Direction :: The complete listing should be restated exactly.

===== Given data =====

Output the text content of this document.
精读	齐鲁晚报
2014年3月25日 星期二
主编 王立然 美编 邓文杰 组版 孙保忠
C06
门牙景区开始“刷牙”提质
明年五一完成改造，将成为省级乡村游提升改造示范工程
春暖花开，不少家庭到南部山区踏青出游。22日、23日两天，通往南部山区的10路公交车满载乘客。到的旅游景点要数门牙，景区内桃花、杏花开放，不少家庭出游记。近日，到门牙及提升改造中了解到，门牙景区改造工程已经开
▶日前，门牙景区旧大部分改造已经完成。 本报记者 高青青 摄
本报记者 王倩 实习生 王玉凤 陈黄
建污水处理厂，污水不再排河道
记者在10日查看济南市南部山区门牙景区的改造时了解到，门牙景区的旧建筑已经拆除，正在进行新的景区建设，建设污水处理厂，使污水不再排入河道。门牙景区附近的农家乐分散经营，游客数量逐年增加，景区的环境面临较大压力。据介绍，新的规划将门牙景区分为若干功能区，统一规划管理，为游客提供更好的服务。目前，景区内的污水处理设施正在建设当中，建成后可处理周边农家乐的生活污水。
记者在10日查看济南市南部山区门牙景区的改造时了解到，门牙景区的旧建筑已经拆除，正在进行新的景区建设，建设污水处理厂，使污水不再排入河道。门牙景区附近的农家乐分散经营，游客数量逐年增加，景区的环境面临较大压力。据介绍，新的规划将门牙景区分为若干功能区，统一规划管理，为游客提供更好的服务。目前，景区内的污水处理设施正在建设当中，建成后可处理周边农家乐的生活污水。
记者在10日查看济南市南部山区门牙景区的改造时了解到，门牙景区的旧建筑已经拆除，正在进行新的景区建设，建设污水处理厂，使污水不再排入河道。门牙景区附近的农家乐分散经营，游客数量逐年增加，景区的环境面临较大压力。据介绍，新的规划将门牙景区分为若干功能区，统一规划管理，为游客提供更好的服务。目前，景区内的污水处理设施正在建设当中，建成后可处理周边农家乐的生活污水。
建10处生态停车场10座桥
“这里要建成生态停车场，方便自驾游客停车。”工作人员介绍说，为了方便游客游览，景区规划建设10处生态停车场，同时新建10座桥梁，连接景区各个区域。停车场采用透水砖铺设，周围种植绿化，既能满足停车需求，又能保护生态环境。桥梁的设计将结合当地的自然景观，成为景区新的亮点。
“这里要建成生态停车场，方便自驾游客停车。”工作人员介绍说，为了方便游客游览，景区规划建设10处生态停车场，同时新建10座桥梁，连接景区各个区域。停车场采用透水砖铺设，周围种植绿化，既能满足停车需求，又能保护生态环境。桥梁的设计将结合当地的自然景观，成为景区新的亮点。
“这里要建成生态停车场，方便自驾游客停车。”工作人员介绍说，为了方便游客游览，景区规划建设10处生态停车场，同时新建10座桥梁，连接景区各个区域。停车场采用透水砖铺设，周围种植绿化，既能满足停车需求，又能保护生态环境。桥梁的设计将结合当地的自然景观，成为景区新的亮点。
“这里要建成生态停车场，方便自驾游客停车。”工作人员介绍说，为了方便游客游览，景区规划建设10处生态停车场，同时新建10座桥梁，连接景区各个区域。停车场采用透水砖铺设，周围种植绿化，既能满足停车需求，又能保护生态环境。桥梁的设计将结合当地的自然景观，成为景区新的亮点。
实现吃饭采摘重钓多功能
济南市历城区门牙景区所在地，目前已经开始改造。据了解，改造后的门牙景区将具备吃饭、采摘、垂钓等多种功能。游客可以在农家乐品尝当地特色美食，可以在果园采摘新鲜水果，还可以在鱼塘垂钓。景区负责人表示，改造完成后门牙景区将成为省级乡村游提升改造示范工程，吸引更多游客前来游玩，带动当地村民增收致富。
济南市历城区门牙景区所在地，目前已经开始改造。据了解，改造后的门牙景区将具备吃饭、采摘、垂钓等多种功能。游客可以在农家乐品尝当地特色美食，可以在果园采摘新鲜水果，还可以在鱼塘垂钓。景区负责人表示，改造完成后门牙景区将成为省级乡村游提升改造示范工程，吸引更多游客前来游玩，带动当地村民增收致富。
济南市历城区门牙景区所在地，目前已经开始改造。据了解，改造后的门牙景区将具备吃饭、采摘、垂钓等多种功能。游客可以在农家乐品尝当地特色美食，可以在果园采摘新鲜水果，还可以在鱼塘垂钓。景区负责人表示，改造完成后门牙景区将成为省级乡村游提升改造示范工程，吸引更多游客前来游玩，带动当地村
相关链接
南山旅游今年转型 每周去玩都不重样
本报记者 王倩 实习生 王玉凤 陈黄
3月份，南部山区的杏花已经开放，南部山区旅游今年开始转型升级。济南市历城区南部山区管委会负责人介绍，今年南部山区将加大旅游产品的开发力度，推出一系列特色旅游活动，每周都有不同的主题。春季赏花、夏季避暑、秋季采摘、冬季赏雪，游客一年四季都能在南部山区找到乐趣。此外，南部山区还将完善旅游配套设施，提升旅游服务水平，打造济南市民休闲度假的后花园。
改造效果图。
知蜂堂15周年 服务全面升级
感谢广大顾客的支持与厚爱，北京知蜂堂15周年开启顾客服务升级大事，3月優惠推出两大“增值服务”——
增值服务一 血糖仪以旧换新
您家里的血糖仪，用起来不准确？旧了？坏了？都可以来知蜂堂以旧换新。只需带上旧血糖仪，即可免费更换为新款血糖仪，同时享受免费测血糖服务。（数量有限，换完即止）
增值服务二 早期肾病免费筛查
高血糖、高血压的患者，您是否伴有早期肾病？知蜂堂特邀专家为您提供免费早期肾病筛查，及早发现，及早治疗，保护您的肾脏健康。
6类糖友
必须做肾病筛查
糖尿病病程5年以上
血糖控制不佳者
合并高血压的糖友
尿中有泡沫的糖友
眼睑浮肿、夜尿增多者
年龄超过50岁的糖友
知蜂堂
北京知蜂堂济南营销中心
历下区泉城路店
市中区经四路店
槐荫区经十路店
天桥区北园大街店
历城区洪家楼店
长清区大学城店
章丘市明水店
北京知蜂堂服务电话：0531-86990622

=====

The solution ::
Output the text content of this document.
精读	齐鲁晚报
2014年3月25日 星期二
主编 王立然 美编 邓文杰 组版 孙保忠
C06
门牙景区开始“刷牙”提质
明年五一完成改造，将成为省级乡村游提升改造示范工程
春暖花开，不少家庭到南部山区踏青出游。22日、23日两天，通往南部山区的10路公交车满载乘客。到的旅游景点要数门牙，景区内桃花、杏花开放，不少家庭出游记。近日，到门牙及提升改造中了解到，门牙景区改造工程已经开
▶日前，门牙景区旧大部分改造已经完成。 本报记者 高青青 摄
本报记者 王倩 实习生 王玉凤 陈黄
建污水处理厂，污水不再排河道
记者在10日查看济南市南部山区门牙景区的改造时了解到，门牙景区的旧建筑已经拆除，正在进行新的景区建设，建设污水处理厂，使污水不再排入河道。门牙景区附近的农家乐分散经营，游客数量逐年增加，景区的环境面临较大压力。据介绍，新的规划将门牙景区分为若干功能区，统一规划管理，为游客提供更好的服务。目前，景区内的污水处理设施正在建设当中，建成后可处理周边农家乐的生活污水。
记者在10日查看济南市南部山区门牙景区的改造时了解到，门牙景区的旧建筑已经拆除，正在进行新的景区建设，建设污水处理厂，使污水不再排入河道。门牙景区附近的农家乐分散经营，游客数量逐年增加，景区的环境面临较大压力。据介绍，新的规划将门牙景区分为若干功能区，统一规划管理，为游客提供更好的服务。目前，景区内的污水处理设施正在建设当中，建成后可处理周边农家乐的生活污水。
记者在10日查看济南市南部山区门牙景区的改造时了解到，门牙景区的旧建筑已经拆除，正在进行新的景区建设，建设污水处理厂，使污水不再排入河道。门牙景区附近的农家乐分散经营，游客数量逐年增加，景区的环境面临较大压力。据介绍，新的规划将门牙景区分为若干功能区，统一规划管理，为游客提供更好的服务。目前，景区内的污水处理设施正在建设当中，建成后可处理周边农家乐的生活污水。
建10处生态停车场10座桥
“这里要建成生态停车场，方便自驾游客停车。”工作人员介绍说，为了方便游客游览，景区规划建设10处生态停车场，同时新建10座桥梁，连接景区各个区域。停车场采用透水砖铺设，周围种植绿化，既能满足停车需求，又能保护生态环境。桥梁的设计将结合当地的自然景观，成为景区新的亮点。
“这里要建成生态停车场，方便自驾游客停车。”工作人员介绍说，为了方便游客游览，景区规划建设10处生态停车场，同时新建10座桥梁，连接景区各个区域。停车场采用透水砖铺设，周围种植绿化，既能满足停车需求，又能保护生态环境。桥梁的设计将结合当地的自然景观，成为景区新的亮点。
“这里要建成生态停车场，方便自驾游客停车。”工作人员介绍说，为了方便游客游览，景区规划建设10处生态停车场，同时新建10座桥梁，连接景区各个区域。停车场采用透水砖铺设，周围种植绿化，既能满足停车需求，又能保护生态环境。桥梁的设计将结合当地的自然景观，成为景区新的亮点。
“这里要建成生态停车场，方便自驾游客停车。”工作人员介绍说，为了方便游客游览，景区规划建设10处生态停车场，同时新建10座桥梁，连接景区各个区域。停车场采用透水砖铺设，周围种植绿化，既能满足停车需求，又能保护生态环境。桥梁的设计将结合当地的自然景观，成为景区新的亮点。
实现吃饭采摘重钓多功能
济南市历城区门牙景区所在地，目前已经开始改造。据了解，改造后的门牙景区将具备吃饭、采摘、垂钓等多种功能。游客可以在农家乐品尝当地特色美食，可以在果园采摘新鲜水果，还可以在鱼塘垂钓。景区负责人表示，改造完成后门牙景区将成为省级乡村游提升改造示范工程，吸引更多游客前来游玩，带动当地村民增收致富。
济南市历城区门牙景区所在地，目前已经开始改造。据了解，改造后的门牙景区将具备吃饭、采摘、垂钓等多种功能。游客可以在农家乐品尝当地特色美食，可以在果园采摘新鲜水果，还可以在鱼塘垂钓。景区负责人表示，改造完成后门牙景区将成为省级乡村游提升改造示范工程，吸引更多游客前来游玩，带动当地村民增收致富。
济南市历城区门牙景区所在地，目前已经开始改造。据了解，改造后的门牙景区将具备吃饭、采摘、垂钓等多种功能。游客可以在农家乐品尝当地特色美食，可以在果园采摘新鲜水果，还可以在鱼塘垂钓。景区负责人表示，改造完成后门牙景区将成为省级乡村游提升改造示范工程，吸引更多游客前来游玩，带动当地村
相关链接
南山旅游今年转型 每周去玩都不重样
本报记者 王倩 实习生 王玉凤 陈黄
3月份，南部山区的杏花已经开放，南部山区旅游今年开始转型升级。济南市历城区南部山区管委会负责人介绍，今年南部山区将加大旅游产品的开发力度，推出一系列特色旅游活动，每周都有不同的主题。春季赏花、夏季避暑、秋季采摘、冬季赏雪，游客一年四季都能在南部山区找到乐趣。此外，南部山区还将完善旅游配套设施，提升旅游服务水平，打造济南市民休闲度假的后花园。
改造效果图。
知蜂堂15周年 服务全面升级
感谢广大顾客的支持与厚爱，北京知蜂堂15周年开启顾客服务升级大事，3月優惠推出两大“增值服务”——
增值服务一 血糖仪以旧换新
您家里的血糖仪，用起来不准确？旧了？坏了？都可以来知蜂堂以旧换新。只需带上旧血糖仪，即可免费更换为新款血糖仪，同时享受免费测血糖服务。（数量有限，换完即止）
增值服务二 早期肾病免费筛查
高血糖、高血压的患者，您是否伴有早期肾病？知蜂堂特邀专家为您提供免费早期肾病筛查，及早发现，及早治疗，保护您的肾脏健康。
6类糖友
必须做肾病筛查
糖尿病病程5年以上
血糖控制不佳者
合并高血压的糖友
尿中有泡沫的糖友
眼睑浮肿、夜尿增多者
年龄超过50岁的糖友
知蜂堂
北京知蜂堂济南营销中心
历下区泉城路店
市中区经四路店
槐荫区经十路店
天桥区北园大街店
历城区洪家楼店
长清区大学城店
章丘市明水店
北京知蜂堂服务电话：0531-86990622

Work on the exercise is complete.